• _Task to carry out_: Exact repetition is required: output every record in full.
====== Data provided
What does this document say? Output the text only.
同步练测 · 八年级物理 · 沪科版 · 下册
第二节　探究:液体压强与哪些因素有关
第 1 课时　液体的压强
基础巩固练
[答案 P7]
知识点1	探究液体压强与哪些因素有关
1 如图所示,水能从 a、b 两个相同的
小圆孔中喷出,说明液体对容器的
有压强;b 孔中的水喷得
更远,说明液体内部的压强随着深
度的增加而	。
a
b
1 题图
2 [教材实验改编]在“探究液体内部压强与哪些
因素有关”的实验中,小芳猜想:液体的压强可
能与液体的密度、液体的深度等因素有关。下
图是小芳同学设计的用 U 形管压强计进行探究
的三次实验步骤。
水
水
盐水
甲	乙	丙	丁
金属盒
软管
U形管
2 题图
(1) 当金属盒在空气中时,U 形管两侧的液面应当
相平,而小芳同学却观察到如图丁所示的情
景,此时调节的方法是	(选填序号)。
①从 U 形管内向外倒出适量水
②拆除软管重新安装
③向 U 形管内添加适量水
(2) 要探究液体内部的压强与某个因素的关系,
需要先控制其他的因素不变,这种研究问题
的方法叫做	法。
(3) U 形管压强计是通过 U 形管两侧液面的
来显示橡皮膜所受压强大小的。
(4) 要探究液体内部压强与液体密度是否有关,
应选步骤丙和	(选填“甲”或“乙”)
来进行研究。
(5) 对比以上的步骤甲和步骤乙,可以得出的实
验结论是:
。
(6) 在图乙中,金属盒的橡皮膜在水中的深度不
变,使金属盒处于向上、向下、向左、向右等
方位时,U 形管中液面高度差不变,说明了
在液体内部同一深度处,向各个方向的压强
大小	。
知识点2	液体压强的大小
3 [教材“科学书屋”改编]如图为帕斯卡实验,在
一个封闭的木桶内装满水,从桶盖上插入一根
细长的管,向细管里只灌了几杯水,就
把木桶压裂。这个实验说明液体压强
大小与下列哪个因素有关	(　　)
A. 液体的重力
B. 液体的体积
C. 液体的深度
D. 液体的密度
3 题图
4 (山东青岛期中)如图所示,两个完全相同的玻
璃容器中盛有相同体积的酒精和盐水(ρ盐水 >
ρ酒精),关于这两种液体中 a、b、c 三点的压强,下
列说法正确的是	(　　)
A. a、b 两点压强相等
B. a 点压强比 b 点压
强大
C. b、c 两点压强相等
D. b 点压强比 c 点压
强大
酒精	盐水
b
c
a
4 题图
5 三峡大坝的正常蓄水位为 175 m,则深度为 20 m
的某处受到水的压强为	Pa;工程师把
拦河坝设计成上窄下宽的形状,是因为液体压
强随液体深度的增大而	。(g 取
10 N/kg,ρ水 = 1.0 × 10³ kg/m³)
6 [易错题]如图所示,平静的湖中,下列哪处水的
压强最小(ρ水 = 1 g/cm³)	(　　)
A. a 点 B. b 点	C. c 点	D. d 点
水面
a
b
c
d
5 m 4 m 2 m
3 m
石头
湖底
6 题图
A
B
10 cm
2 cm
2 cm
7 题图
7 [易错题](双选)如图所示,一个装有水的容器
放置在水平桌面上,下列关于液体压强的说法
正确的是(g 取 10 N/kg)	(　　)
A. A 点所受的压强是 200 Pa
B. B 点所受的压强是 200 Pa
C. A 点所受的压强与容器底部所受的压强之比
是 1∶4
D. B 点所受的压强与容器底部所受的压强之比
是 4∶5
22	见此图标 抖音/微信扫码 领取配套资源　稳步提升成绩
============
• _Problem solution_:
What does this document say? Output the text only.
同步练测 · 八年级物理 · 沪科版 · 下册
第二节　探究:液体压强与哪些因素有关
第 1 课时　液体的压强
基础巩固练
[答案 P7]
知识点1	探究液体压强与哪些因素有关
1 如图所示,水能从 a、b 两个相同的
小圆孔中喷出,说明液体对容器的
有压强;b 孔中的水喷得
更远,说明液体内部的压强随着深
度的增加而	。
a
b
1 题图
2 [教材实验改编]在“探究液体内部压强与哪些
因素有关”的实验中,小芳猜想:液体的压强可
能与液体的密度、液体的深度等因素有关。下
图是小芳同学设计的用 U 形管压强计进行探究
的三次实验步骤。
水
水
盐水
甲	乙	丙	丁
金属盒
软管
U形管
2 题图
(1) 当金属盒在空气中时,U 形管两侧的液面应当
相平,而小芳同学却观察到如图丁所示的情
景,此时调节的方法是	(选填序号)。
①从 U 形管内向外倒出适量水
②拆除软管重新安装
③向 U 形管内添加适量水
(2) 要探究液体内部的压强与某个因素的关系,
需要先控制其他的因素不变,这种研究问题
的方法叫做	法。
(3) U 形管压强计是通过 U 形管两侧液面的
来显示橡皮膜所受压强大小的。
(4) 要探究液体内部压强与液体密度是否有关,
应选步骤丙和	(选填“甲”或“乙”)
来进行研究。
(5) 对比以上的步骤甲和步骤乙,可以得出的实
验结论是:
。
(6) 在图乙中,金属盒的橡皮膜在水中的深度不
变,使金属盒处于向上、向下、向左、向右等
方位时,U 形管中液面高度差不变,说明了
在液体内部同一深度处,向各个方向的压强
大小	。
知识点2	液体压强的大小
3 [教材“科学书屋”改编]如图为帕斯卡实验,在
一个封闭的木桶内装满水,从桶盖上插入一根
细长的管,向细管里只灌了几杯水,就
把木桶压裂。这个实验说明液体压强
大小与下列哪个因素有关	(　　)
A. 液体的重力
B. 液体的体积
C. 液体的深度
D. 液体的密度
3 题图
4 (山东青岛期中)如图所示,两个完全相同的玻
璃容器中盛有相同体积的酒精和盐水(ρ盐水 >
ρ酒精),关于这两种液体中 a、b、c 三点的压强,下
列说法正确的是	(　　)
A. a、b 两点压强相等
B. a 点压强比 b 点压
强大
C. b、c 两点压强相等
D. b 点压强比 c 点压
强大
酒精	盐水
b
c
a
4 题图
5 三峡大坝的正常蓄水位为 175 m,则深度为 20 m
的某处受到水的压强为	Pa;工程师把
拦河坝设计成上窄下宽的形状,是因为液体压
强随液体深度的增大而	。(g 取
10 N/kg,ρ水 = 1.0 × 10³ kg/m³)
6 [易错题]如图所示,平静的湖中,下列哪处水的
压强最小(ρ水 = 1 g/cm³)	(　　)
A. a 点 B. b 点	C. c 点	D. d 点
水面
a
b
c
d
5 m 4 m 2 m
3 m
石头
湖底
6 题图
A
B
10 cm
2 cm
2 cm
7 题图
7 [易错题](双选)如图所示,一个装有水的容器
放置在水平桌面上,下列关于液体压强的说法
正确的是(g 取 10 N/kg)	(　　)
A. A 点所受的压强是 200 Pa
B. B 点所受的压强是 200 Pa
C. A 点所受的压强与容器底部所受的压强之比
是 1∶4
D. B 点所受的压强与容器底部所受的压强之比
是 4∶5
22	见此图标 抖音/微信扫码 领取配套资源　稳步提升成绩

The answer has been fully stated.